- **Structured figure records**

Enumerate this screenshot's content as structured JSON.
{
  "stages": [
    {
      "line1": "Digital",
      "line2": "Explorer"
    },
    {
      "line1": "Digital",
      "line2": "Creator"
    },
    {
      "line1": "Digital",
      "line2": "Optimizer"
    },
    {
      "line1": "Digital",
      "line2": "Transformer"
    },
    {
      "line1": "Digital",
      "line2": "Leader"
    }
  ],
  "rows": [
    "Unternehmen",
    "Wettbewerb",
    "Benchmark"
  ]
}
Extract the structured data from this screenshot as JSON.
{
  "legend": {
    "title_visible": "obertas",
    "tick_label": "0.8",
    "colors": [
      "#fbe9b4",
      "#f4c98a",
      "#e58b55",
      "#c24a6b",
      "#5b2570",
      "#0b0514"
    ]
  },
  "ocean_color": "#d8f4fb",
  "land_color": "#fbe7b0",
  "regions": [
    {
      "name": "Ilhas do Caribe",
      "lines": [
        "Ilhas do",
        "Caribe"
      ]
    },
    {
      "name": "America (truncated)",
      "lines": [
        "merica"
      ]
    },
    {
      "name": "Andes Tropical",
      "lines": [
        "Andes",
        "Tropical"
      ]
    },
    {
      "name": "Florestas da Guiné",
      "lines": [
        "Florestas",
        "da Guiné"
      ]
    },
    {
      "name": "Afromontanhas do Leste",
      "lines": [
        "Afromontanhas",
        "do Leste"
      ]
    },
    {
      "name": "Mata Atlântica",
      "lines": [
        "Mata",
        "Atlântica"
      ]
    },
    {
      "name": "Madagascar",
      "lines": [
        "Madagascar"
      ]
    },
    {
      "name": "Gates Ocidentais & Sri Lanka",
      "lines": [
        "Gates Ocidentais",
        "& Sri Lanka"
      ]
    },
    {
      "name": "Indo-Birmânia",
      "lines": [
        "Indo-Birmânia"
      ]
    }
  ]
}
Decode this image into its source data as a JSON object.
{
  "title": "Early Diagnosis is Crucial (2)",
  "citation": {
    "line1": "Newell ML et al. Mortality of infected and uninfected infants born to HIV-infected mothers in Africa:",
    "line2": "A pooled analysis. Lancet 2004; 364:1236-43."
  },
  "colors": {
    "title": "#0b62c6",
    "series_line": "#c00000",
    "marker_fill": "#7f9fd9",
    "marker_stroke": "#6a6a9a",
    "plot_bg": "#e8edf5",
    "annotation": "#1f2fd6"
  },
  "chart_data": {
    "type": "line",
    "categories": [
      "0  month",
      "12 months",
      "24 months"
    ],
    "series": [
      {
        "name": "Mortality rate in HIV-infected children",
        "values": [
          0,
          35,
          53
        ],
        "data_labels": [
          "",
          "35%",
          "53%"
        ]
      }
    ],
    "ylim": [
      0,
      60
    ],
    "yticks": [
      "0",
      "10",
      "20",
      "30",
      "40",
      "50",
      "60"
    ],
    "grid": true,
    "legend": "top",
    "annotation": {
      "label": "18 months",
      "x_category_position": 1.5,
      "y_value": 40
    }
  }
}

- **Your goal**
Check each line of the records for the word "this", and show the lines that contain it.

- **Exercise result**
Enumerate this screenshot's content as structured JSON.
Extract the structured data from this screenshot as JSON.
Decode this image into its source data as a JSON object.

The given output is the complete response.